Responde, a partir del texto sobre la sociedad de consumo, estas preguntas:
(a) ¿Entre qué años vivió su autor, según el encabezado?
(b) ¿Qué medios anteriores al acto mismo de producción se mencionan?
(c) ¿Qué nombre da Galbraith a lo que se opone al "canal jerárquico clásico"?

◆ Documento ◆
====
La sociedad de consumo, la que lo devora todo

COMUNICACIÓN Y CULTURAS DEL CONSUMO
por Jean Baudrillard,
pensador francés  (1929-2007)
        “Resumiendo brevemente, diremos que el problema fundamental del capitalismo contemporáneo ya no es la contradicción entre ‘maximización de la ganancia’ y ‘racionalización de la producción’ (en el nivel del empresario), sino entre una productividad virtualmente ilimitada (en el nivel de la tecnoestructura) y la necesidad de dar salida a los productos. En esta fase, es vital para el sistema controlar no sólo el aparato de producción, sino además la demanda de consumo, no sólo los precios, sino además lo que será demandado a ese precio. El efecto general que se produce, ya sea por medios anteriores al acto mismo de producción (encuestas, estudios de mercado), ya sea por medios posteriores (publicidad, mercadotecnia, condicionamiento) es ‘quitarle al comprador -ámbito en el cual escapa a todo control - el poder de decisión para transferírselo a la empresa, donde puede ser manipulado’(Galbraith). De manera más general ‘una característica natural del sistema (y aquí convendría decir una característica lógica) es adaptar las actitudes sociales en general a las necesidades del productor y a los objetivos de la tecnoestructura. La importancia de esa característica crece con el desarrollo del sistema industrial'. Esto es lo que Galbraith llama el canal invertido, en oposición al canal jerárquico clásico, en el cual se supone que la iniciativa le corresponde al consumidor y luego repercute, a través del mercado, en las empresas de producción. Aquí, por el contrario, la empresa de producción controla los comportamientos del mercado, dirige y modela las actitudes sociales y las necesidades. Es, o al menos tiende a ser, la dictadura total del orden de producción.
====
◆ Datos registrados ◆

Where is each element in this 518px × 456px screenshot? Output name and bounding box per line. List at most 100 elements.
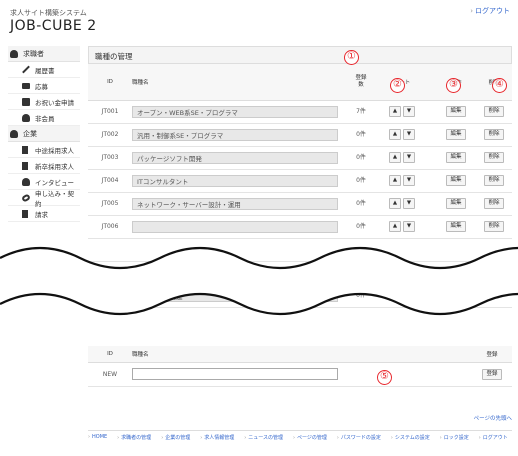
====
◆ Respuesta a la tarea ◆
(a) Entre 1929 y 2007.
(b) Encuestas y estudios de mercado.
(c) El canal invertido.